— THE PROBLEM —
In the entries below, find every line holding the string "minuter" and collect it.
--
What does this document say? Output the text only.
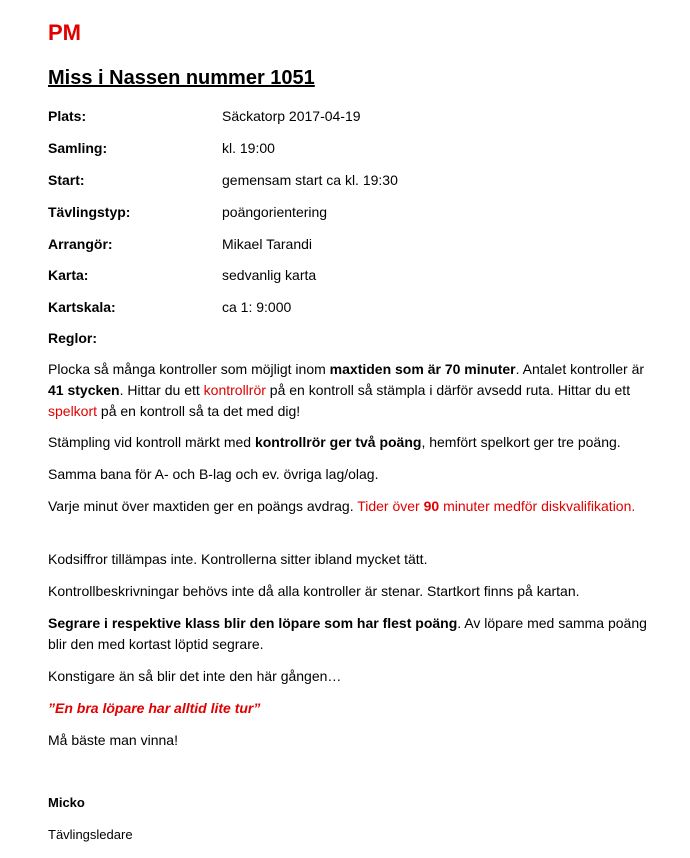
PM
Miss i Nassen nummer 1051
Plats:	Säckatorp 2017-04-19
Samling:	kl. 19:00
Start:	gemensam start ca kl. 19:30
Tävlingstyp:	poängorientering
Arrangör:	Mikael Tarandi
Karta:	sedvanlig karta
Kartskala:	ca 1: 9:000
Reglor:
Plocka så många kontroller som möjligt inom maxtiden som är 70 minuter. Antalet kontroller är 41 stycken. Hittar du ett kontrollrör på en kontroll så stämpla i därför avsedd ruta. Hittar du ett spelkort på en kontroll så ta det med dig!
Stämpling vid kontroll märkt med kontrollrör ger två poäng, hemfört spelkort ger tre poäng.
Samma bana för A- och B-lag och ev. övriga lag/olag.
Varje minut över maxtiden ger en poängs avdrag. Tider över 90 minuter medför diskvalifikation.
Kodsiffror tillämpas inte. Kontrollerna sitter ibland mycket tätt.
Kontrollbeskrivningar behövs inte då alla kontroller är stenar. Startkort finns på kartan.
Segrare i respektive klass blir den löpare som har flest poäng. Av löpare med samma poäng blir den med kortast löptid segrare.
Konstigare än så blir det inte den här gången…
”En bra löpare har alltid lite tur”
Må bäste man vinna!
Micko
Tävlingsledare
--
— RESULT BELOW —
Plocka så många kontroller som möjligt inom maxtiden som är 70 minuter. Antalet kontroller är 41 stycken. Hittar du ett kontrollrör på en kontroll så stämpla i därför avsedd ruta. Hittar du ett spelkort på en kontroll så ta det med dig!
Varje minut över maxtiden ger en poängs avdrag. Tider över 90 minuter medför diskvalifikation.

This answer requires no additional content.